#### DATA PROVIDED

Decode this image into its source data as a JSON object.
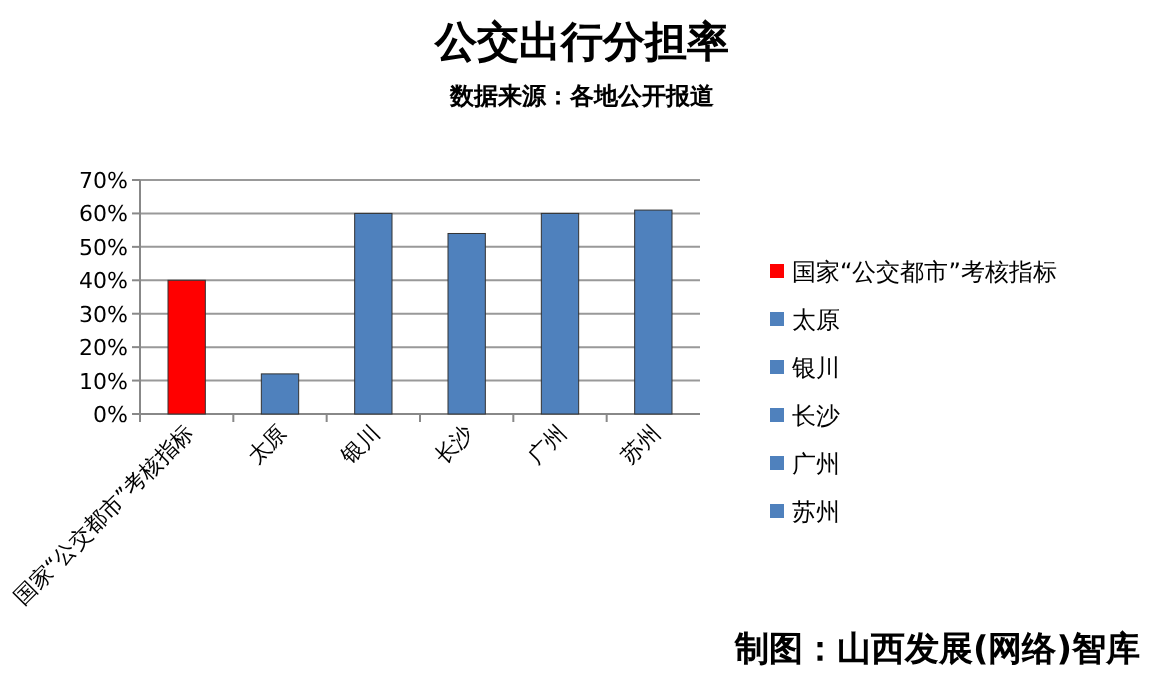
{
  "chart_data": {
    "type": "bar",
    "title": "公交出行分担率",
    "subtitle": "数据来源：各地公开报道",
    "categories": [
      "国家“公交都市”考核指标",
      "太原",
      "银川",
      "长沙",
      "广州",
      "苏州"
    ],
    "series": [
      {
        "name": "国家“公交都市”考核指标",
        "color": "#ff0000",
        "values": [
          40,
          null,
          null,
          null,
          null,
          null
        ]
      },
      {
        "name": "太原",
        "color": "#4f81bd",
        "values": [
          null,
          12,
          null,
          null,
          null,
          null
        ]
      },
      {
        "name": "银川",
        "color": "#4f81bd",
        "values": [
          null,
          null,
          60,
          null,
          null,
          null
        ]
      },
      {
        "name": "长沙",
        "color": "#4f81bd",
        "values": [
          null,
          null,
          null,
          54,
          null,
          null
        ]
      },
      {
        "name": "广州",
        "color": "#4f81bd",
        "values": [
          null,
          null,
          null,
          null,
          60,
          null
        ]
      },
      {
        "name": "苏州",
        "color": "#4f81bd",
        "values": [
          null,
          null,
          null,
          null,
          null,
          61
        ]
      }
    ],
    "ylim": [
      0,
      70
    ],
    "yticks": [
      {
        "value": 0,
        "label": "0%"
      },
      {
        "value": 10,
        "label": "10%"
      },
      {
        "value": 20,
        "label": "20%"
      },
      {
        "value": 30,
        "label": "30%"
      },
      {
        "value": 40,
        "label": "40%"
      },
      {
        "value": 50,
        "label": "50%"
      },
      {
        "value": 60,
        "label": "60%"
      },
      {
        "value": 70,
        "label": "70%"
      }
    ],
    "grid": "y",
    "legend": "right",
    "annotations": [
      "制图：山西发展(网络)智库"
    ]
  }
}
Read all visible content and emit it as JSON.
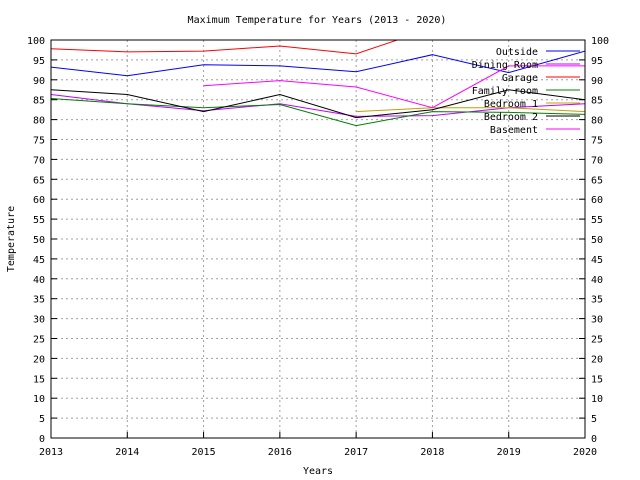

########

◆ INSTRUCTION: Which lines include the word "name"? List them all.

◆ ANSWER TO THIS TASK:
        "name": "国家“公交都市”考核指标",
        "name": "太原",
        "name": "银川",
        "name": "长沙",
        "name": "广州",
        "name": "苏州",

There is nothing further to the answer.